Trecho do documento:
********************
Ministro reafirma importância do multilateralismo das relações comerciais

Ministro reafirma importância do multilateralismo das relações comerciais

Ministro Mauro Vieira: “O Brasil é um ator global, negocia globalmente e precisa ter uma inserção ampla no mundo. Não pode se circunscrever a esse ou aquele bloco de parceiros”O Acordo Transpacífico de Associação Econômica (TPP) e o processo eleitoral na Venezuela foram os temas da audiência pública, desta terça-feira (24), na Comissão de Relações Exteriores (CRE). O colegiado ouviu — pela quarta vez, este ano — o ministro das Relações Exteriores Mauro Vieira, que defendeu a opção brasileira pelo multilateralismo e pela construção de regras globais no âmbito da Organização Mundial do Comércio.

O ministro explicou que o Acordo Transpacífico — tratado pelos senadores oposicionistas como a nova panaceia das relações comerciais internacionais —sequer está em vigor. Essa articulação entre Austrália, Brunei, Chile, Cingapura, Estados Unidos, Japão, Nova Zelândia e Peru concluiu recentemente sua 23ª e derradeira rodada técnica e ainda vai passar por ajustes políticos (já houve 19 rodadas neste âmbito) para que possa ser finalmente firmada e submetida à aprovação do Congresso americano, entre outras instâncias.

“O Brasil não faz parte da Bacia do Pacífico e não foi convidado a integrar esse acordo, que, aliás, foi negociado sempre a portas fechadas”, apontou Vieira.  Para ele, o TPP consagra a tendência assumida pelos EUA de se afastarem do multilateralismo que esse mesmo país estimulou e construiu a partir do final da II Guerra Mundial, mas alertou que a adoção de postura similar não é uma alternativa interessante para o Brasil.

“Nosso país não pode depender de um único mercado ou de uma única região. Precisamos buscar uma inserção global, multilateral”, afirmou o chanceler, para quem o País acerta em investir na construção de regras globais no âmbito da Organização Mundial do Comércio (OMC), regras que valem para um universo de 150 países. “As questões que nos interessam, como a dos subsídios agrícolas, são defendidas e negociadas na OMC”, lembrou Vieira.

É na OMC que o País tem as condições de ajudar a criar os mecanismos internacionais de comércio que favorecem os interesses brasileiros, uma rede em que haja pleno conhecimento das normas e transparência em sua aplicação. “O Brasil é um ator global, negocia globalmente e precisa ter uma inserção ampla no mundo. Não pode se circunscrever a esse ou aquele bloco de parceiros”.

Os senadores oposicionistas que integram a CRE têm insistido na tese de uma suposta “falência do Mercosul” e que a aliança sul-americana privaria o Brasil de acordos “mais vantajosos”, como o Acordo Transpacífico. Vieira rebateu essa tese. “Para nós, é fundamental contar regras claras, que visam a reger as relações comerciais entre 150 países, não apenas os 12 da chamada Aliança Transpacífica. Sem regras claras, precisas e oriundas de um consenso internacional, o que teremos são as guerras comerciais”, alertou o ministro.
********************
Objetivo A: Cite, da matéria sobre o multilateralismo, tudo o que vai desde "O ministro explicou" até "entre outras instâncias.".
Objetivo B: Segundo a matéria sobre o multilateralismo, por que o ministro considera acertado o Brasil investir na construção de regras globais no âmbito da OMC? Responda em uma a três frases.
********************
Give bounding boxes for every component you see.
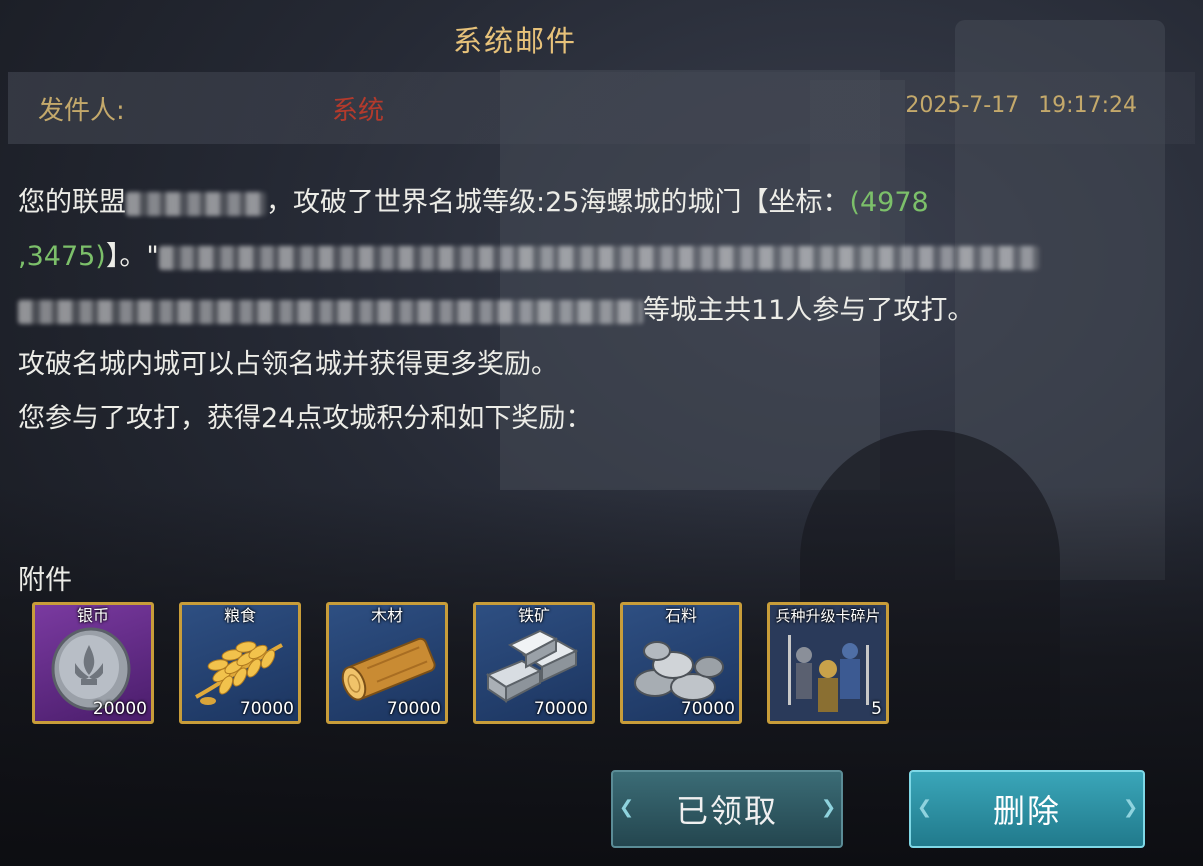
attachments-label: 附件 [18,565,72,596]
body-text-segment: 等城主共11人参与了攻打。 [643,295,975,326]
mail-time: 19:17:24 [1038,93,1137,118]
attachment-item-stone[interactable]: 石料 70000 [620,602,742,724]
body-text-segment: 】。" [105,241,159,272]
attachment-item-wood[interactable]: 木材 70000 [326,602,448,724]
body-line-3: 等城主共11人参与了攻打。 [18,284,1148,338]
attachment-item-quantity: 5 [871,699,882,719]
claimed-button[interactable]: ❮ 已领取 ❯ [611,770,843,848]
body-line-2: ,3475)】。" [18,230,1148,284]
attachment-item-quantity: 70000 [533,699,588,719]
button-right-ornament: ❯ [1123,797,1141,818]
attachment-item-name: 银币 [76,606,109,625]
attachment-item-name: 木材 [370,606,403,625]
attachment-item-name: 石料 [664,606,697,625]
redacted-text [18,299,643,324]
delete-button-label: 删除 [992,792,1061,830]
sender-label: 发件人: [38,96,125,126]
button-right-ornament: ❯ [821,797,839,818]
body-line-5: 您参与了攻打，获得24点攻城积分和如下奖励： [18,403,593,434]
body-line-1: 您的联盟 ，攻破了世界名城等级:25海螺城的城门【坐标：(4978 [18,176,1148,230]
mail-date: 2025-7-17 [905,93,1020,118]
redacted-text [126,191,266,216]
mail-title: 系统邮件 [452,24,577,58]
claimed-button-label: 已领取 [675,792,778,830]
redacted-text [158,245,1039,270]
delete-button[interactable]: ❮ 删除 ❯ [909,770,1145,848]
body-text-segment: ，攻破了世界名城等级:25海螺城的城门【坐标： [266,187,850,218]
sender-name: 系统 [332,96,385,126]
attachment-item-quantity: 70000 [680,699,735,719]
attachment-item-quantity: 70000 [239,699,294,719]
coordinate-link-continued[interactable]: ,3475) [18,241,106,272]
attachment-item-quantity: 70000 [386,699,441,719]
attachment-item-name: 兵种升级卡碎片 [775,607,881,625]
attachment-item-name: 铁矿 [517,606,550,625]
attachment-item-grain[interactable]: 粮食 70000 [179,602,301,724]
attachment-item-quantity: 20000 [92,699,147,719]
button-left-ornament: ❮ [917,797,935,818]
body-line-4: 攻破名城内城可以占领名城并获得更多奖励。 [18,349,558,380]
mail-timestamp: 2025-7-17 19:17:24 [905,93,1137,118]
********************
Resposta esperada A:
O ministro explicou que o Acordo Transpacífico — tratado pelos senadores oposicionistas como a nova panaceia das relações comerciais internacionais —sequer está em vigor. Essa articulação entre Austrália, Brunei, Chile, Cingapura, Estados Unidos, Japão, Nova Zelândia e Peru concluiu recentemente sua 23ª e derradeira rodada técnica e ainda vai passar por ajustes políticos (já houve 19 rodadas neste âmbito) para que possa ser finalmente firmada e submetida à aprovação do Congresso americano, entre outras instâncias.

Resposta esperada B: Para o ministro, o Brasil não pode depender de um único mercado ou de uma única região e precisa buscar uma inserção global e multilateral. As questões que interessam ao país, como a dos subsídios agrícolas, são defendidas e negociadas na OMC, cujas regras valem para 150 países. É lá que o Brasil pode ajudar a criar mecanismos de comércio que favoreçam seus interesses, com pleno conhecimento das normas e transparência na sua aplicação.